### DANE WEJŚCIOWE:
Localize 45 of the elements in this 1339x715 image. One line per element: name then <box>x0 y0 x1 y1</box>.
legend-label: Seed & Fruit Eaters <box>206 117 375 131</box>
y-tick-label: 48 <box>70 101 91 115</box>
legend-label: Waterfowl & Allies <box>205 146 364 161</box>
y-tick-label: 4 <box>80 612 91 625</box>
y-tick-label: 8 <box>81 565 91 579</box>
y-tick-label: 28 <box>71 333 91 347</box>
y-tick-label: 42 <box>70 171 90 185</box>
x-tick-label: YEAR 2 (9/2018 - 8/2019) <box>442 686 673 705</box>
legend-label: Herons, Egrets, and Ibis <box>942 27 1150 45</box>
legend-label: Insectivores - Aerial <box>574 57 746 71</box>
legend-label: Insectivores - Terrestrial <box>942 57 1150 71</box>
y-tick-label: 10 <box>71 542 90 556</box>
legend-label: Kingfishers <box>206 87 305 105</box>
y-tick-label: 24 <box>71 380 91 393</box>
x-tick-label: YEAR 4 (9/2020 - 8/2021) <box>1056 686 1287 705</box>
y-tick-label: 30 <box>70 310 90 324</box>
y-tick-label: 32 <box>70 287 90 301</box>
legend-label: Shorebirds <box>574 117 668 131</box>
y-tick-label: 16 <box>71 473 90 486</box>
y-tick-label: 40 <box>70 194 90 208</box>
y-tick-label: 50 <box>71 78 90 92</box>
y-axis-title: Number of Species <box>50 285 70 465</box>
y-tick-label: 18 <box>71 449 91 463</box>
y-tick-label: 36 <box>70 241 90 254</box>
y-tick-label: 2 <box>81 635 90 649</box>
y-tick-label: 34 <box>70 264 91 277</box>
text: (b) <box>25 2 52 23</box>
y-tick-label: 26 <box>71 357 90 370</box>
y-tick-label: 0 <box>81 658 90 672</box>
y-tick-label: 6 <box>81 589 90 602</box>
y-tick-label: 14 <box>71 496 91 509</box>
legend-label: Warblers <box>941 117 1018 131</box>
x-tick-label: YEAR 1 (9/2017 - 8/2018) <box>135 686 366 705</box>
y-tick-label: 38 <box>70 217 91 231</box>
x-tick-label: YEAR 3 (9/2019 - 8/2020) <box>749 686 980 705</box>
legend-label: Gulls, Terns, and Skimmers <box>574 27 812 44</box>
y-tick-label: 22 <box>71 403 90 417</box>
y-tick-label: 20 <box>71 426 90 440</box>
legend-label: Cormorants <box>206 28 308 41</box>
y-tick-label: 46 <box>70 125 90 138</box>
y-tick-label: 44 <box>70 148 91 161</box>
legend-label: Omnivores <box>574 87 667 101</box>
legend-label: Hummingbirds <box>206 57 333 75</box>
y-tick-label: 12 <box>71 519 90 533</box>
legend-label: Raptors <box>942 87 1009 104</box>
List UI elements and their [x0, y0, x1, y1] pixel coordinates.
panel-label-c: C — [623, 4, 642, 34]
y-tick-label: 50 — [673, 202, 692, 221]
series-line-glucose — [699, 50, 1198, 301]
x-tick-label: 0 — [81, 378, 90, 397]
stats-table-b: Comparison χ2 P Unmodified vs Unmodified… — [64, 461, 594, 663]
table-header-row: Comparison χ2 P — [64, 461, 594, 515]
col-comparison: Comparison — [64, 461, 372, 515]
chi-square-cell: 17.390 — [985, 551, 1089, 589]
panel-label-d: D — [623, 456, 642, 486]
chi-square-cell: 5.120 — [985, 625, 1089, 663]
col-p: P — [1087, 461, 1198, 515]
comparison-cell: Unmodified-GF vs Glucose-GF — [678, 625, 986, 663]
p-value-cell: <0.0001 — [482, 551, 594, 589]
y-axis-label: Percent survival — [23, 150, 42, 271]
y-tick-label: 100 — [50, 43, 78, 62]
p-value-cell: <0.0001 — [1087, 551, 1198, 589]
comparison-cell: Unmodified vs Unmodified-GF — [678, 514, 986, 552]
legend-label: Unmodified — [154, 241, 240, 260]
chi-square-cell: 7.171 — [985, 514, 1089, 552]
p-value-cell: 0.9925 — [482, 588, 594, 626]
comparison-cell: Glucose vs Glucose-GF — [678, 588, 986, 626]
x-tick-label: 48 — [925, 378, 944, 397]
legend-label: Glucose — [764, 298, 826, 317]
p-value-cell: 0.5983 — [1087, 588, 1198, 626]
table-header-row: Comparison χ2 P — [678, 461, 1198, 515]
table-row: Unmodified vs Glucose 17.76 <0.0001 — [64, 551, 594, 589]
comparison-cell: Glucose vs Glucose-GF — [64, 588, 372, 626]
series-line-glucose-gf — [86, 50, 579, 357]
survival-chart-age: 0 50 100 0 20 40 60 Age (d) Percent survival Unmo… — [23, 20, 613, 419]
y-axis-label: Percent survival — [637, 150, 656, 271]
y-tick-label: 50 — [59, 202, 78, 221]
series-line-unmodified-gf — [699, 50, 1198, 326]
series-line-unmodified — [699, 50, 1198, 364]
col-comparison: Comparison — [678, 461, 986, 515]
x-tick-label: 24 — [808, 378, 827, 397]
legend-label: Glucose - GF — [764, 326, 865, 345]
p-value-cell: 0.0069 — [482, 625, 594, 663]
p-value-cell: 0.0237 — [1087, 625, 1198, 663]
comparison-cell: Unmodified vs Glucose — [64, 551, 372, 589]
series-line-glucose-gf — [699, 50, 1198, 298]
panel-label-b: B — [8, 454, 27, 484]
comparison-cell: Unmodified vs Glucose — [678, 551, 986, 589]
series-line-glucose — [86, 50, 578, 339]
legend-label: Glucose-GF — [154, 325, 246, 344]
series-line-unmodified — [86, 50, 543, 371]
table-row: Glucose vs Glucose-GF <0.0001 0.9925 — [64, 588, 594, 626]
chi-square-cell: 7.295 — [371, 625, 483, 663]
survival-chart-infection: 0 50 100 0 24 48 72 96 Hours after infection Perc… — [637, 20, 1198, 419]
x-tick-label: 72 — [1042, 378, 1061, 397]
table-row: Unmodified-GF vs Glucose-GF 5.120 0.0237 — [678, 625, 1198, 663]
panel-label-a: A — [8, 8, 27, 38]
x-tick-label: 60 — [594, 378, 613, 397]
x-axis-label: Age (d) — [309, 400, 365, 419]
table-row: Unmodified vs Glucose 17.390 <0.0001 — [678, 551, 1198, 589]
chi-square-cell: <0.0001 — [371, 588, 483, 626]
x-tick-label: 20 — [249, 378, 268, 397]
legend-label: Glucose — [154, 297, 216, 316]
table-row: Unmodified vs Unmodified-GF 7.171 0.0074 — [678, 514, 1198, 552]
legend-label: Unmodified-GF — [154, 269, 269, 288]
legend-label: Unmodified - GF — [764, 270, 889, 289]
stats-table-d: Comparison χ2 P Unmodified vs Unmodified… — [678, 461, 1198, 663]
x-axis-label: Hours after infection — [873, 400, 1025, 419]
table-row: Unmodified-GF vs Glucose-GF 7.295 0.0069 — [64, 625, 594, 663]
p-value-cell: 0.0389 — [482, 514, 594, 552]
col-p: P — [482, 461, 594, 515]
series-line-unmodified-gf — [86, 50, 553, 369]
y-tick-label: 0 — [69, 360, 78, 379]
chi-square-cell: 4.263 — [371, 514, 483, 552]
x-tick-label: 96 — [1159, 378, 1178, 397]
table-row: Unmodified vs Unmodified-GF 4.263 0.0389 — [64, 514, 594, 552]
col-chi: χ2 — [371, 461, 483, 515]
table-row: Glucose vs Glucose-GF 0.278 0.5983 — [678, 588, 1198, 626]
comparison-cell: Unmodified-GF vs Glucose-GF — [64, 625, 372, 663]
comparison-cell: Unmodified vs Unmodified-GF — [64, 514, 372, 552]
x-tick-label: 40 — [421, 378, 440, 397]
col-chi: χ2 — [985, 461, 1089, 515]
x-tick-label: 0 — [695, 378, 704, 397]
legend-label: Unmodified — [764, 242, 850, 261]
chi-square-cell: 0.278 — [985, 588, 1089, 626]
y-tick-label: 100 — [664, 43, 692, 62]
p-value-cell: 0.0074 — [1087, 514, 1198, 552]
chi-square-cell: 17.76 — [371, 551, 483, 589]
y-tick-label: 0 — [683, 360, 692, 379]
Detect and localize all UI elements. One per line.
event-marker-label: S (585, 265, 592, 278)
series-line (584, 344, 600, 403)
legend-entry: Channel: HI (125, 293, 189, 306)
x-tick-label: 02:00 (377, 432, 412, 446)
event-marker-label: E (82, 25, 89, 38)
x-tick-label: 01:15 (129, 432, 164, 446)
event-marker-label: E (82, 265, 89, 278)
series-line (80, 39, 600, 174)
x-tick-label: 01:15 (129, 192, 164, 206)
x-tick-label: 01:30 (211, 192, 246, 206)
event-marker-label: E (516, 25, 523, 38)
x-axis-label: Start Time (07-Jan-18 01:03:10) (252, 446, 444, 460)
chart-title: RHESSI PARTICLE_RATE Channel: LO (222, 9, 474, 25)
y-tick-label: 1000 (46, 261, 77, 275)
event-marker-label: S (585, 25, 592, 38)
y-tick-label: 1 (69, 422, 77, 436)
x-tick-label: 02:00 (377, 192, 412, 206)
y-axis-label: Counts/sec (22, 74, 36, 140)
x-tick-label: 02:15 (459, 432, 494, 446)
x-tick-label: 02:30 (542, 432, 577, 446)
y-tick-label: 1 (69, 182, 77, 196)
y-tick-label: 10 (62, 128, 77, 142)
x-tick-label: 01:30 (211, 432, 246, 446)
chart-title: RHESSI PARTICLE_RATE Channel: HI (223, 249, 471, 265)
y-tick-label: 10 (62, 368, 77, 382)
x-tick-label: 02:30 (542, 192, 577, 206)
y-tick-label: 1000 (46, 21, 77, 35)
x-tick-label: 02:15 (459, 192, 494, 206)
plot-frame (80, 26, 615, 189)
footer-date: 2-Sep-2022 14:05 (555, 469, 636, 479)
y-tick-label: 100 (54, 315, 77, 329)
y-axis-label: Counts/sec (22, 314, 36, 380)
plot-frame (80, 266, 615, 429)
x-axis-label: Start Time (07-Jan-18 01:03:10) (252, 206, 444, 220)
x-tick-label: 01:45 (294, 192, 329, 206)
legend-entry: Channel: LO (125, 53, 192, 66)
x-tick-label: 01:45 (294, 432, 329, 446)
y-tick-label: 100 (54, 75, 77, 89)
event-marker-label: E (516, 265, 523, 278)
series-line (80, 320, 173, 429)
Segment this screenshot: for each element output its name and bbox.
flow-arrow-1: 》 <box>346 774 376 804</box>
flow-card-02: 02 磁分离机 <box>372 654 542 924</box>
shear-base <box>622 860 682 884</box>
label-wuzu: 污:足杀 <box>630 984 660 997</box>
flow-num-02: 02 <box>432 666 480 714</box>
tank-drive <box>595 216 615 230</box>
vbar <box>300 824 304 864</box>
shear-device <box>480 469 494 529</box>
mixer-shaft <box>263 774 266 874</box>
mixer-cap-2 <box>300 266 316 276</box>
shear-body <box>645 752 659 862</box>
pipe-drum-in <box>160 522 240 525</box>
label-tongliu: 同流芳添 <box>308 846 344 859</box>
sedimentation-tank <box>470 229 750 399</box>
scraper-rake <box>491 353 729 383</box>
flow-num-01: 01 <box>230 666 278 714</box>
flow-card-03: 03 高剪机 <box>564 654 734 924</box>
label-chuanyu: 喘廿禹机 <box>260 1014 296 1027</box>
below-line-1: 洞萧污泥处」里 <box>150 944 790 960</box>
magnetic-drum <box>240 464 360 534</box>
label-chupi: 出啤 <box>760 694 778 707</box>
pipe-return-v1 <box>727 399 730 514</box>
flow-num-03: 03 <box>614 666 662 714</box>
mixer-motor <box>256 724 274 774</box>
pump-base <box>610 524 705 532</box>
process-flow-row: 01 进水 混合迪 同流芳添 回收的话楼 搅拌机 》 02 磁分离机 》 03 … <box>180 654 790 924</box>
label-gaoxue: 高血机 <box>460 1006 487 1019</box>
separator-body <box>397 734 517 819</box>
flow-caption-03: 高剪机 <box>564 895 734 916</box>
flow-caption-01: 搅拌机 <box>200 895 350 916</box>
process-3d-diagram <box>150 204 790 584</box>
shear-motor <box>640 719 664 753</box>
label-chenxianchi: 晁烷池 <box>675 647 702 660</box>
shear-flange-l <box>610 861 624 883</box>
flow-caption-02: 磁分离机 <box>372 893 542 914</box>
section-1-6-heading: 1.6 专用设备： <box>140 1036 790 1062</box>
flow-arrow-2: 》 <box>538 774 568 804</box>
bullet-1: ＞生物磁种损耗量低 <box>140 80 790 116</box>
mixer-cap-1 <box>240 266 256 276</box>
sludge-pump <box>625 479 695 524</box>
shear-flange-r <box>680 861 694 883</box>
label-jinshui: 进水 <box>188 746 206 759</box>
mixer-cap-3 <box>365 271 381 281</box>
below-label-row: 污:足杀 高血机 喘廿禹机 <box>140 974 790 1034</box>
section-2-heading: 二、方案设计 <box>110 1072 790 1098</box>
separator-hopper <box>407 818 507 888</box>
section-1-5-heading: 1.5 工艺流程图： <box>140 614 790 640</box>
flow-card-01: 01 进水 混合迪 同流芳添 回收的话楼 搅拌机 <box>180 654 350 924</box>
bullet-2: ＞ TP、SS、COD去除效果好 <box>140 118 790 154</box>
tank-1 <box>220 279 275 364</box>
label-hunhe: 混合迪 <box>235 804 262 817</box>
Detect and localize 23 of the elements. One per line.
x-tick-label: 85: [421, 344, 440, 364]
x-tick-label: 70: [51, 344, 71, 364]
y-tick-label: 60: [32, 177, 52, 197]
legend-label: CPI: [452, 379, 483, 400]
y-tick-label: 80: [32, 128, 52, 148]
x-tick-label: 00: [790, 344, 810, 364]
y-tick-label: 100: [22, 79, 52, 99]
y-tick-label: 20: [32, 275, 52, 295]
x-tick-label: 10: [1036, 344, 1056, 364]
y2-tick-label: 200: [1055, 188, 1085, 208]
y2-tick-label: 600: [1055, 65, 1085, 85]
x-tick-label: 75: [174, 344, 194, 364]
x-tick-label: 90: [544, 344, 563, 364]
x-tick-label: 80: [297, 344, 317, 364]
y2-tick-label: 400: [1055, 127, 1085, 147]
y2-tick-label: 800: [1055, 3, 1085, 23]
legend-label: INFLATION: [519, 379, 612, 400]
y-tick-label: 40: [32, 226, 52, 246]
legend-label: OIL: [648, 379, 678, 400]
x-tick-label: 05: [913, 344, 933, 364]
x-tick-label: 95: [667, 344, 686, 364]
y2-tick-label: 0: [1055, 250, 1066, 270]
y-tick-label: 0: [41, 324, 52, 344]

### CEL ĆWICZENIA:
Wypisz bez żadnych zmian fragment danych, który zaczyna się pierwszym wierszem, a kończy wierszem zawierającym „legend-label: Waterfowl &”, łącznie z oboma tymi wierszami.

### WYNIK ĆWICZENIA:
Localize 45 of the elements in this 1339x715 image. One line per element: name then <box>x0 y0 x1 y1</box>.
legend-label: Seed & Fruit Eaters <box>206 117 375 131</box>
y-tick-label: 48 <box>70 101 91 115</box>
legend-label: Waterfowl & Allies <box>205 146 364 161</box>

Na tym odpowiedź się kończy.